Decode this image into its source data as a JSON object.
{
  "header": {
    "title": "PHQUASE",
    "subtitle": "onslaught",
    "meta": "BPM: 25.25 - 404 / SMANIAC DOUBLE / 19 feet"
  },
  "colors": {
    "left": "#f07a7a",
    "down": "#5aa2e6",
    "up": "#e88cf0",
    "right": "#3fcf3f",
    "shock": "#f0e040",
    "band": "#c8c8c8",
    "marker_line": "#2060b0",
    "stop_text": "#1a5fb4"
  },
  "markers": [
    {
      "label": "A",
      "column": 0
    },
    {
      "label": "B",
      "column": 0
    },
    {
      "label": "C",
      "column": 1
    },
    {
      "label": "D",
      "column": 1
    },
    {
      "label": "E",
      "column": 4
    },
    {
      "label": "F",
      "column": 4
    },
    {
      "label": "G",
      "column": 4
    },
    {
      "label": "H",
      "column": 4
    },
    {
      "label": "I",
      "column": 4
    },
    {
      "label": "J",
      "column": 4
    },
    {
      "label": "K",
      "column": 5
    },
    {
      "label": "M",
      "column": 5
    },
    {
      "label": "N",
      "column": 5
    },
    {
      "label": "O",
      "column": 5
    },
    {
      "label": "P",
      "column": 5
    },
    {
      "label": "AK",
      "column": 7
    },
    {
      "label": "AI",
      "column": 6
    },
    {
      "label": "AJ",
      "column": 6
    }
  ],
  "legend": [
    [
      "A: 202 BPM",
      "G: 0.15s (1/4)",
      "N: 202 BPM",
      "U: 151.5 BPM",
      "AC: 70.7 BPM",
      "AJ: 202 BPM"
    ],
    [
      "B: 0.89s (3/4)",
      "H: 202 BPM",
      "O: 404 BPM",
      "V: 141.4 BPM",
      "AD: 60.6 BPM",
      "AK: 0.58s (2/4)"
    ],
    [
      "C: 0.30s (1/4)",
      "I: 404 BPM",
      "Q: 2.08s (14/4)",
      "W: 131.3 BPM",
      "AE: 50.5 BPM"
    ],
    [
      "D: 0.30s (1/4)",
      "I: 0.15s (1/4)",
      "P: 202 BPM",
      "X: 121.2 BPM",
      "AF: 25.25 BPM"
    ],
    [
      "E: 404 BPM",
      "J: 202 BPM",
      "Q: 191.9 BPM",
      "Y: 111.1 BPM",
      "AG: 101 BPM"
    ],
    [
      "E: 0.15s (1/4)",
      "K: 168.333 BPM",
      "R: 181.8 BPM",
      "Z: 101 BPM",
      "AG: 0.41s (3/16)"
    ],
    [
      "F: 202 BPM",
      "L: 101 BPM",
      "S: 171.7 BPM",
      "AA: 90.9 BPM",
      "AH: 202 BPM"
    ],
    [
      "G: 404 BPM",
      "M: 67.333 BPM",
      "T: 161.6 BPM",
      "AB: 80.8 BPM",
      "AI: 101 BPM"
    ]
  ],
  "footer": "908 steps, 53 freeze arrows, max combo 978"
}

* Written problem
Reproduce all the records precisely.

* Response to the exercise
Decode this image into its source data as a JSON object.
{
  "header": {
    "title": "PHQUASE",
    "subtitle": "onslaught",
    "meta": "BPM: 25.25 - 404 / SMANIAC DOUBLE / 19 feet"
  },
  "colors": {
    "left": "#f07a7a",
    "down": "#5aa2e6",
    "up": "#e88cf0",
    "right": "#3fcf3f",
    "shock": "#f0e040",
    "band": "#c8c8c8",
    "marker_line": "#2060b0",
    "stop_text": "#1a5fb4"
  },
  "markers": [
    {
      "label": "A",
      "column": 0
    },
    {
      "label": "B",
      "column": 0
    },
    {
      "label": "C",
      "column": 1
    },
    {
      "label": "D",
      "column": 1
    },
    {
      "label": "E",
      "column": 4
    },
    {
      "label": "F",
      "column": 4
    },
    {
      "label": "G",
      "column": 4
    },
    {
      "label": "H",
      "column": 4
    },
    {
      "label": "I",
      "column": 4
    },
    {
      "label": "J",
      "column": 4
    },
    {
      "label": "K",
      "column": 5
    },
    {
      "label": "M",
      "column": 5
    },
    {
      "label": "N",
      "column": 5
    },
    {
      "label": "O",
      "column": 5
    },
    {
      "label": "P",
      "column": 5
    },
    {
      "label": "AK",
      "column": 7
    },
    {
      "label": "AI",
      "column": 6
    },
    {
      "label": "AJ",
      "column": 6
    }
  ],
  "legend": [
    [
      "A: 202 BPM",
      "G: 0.15s (1/4)",
      "N: 202 BPM",
      "U: 151.5 BPM",
      "AC: 70.7 BPM",
      "AJ: 202 BPM"
    ],
    [
      "B: 0.89s (3/4)",
      "H: 202 BPM",
      "O: 404 BPM",
      "V: 141.4 BPM",
      "AD: 60.6 BPM",
      "AK: 0.58s (2/4)"
    ],
    [
      "C: 0.30s (1/4)",
      "I: 404 BPM",
      "Q: 2.08s (14/4)",
      "W: 131.3 BPM",
      "AE: 50.5 BPM"
    ],
    [
      "D: 0.30s (1/4)",
      "I: 0.15s (1/4)",
      "P: 202 BPM",
      "X: 121.2 BPM",
      "AF: 25.25 BPM"
    ],
    [
      "E: 404 BPM",
      "J: 202 BPM",
      "Q: 191.9 BPM",
      "Y: 111.1 BPM",
      "AG: 101 BPM"
    ],
    [
      "E: 0.15s (1/4)",
      "K: 168.333 BPM",
      "R: 181.8 BPM",
      "Z: 101 BPM",
      "AG: 0.41s (3/16)"
    ],
    [
      "F: 202 BPM",
      "L: 101 BPM",
      "S: 171.7 BPM",
      "AA: 90.9 BPM",
      "AH: 202 BPM"
    ],
    [
      "G: 404 BPM",
      "M: 67.333 BPM",
      "T: 161.6 BPM",
      "AB: 80.8 BPM",
      "AI: 101 BPM"
    ]
  ],
  "footer": "908 steps, 53 freeze arrows, max combo 978"
}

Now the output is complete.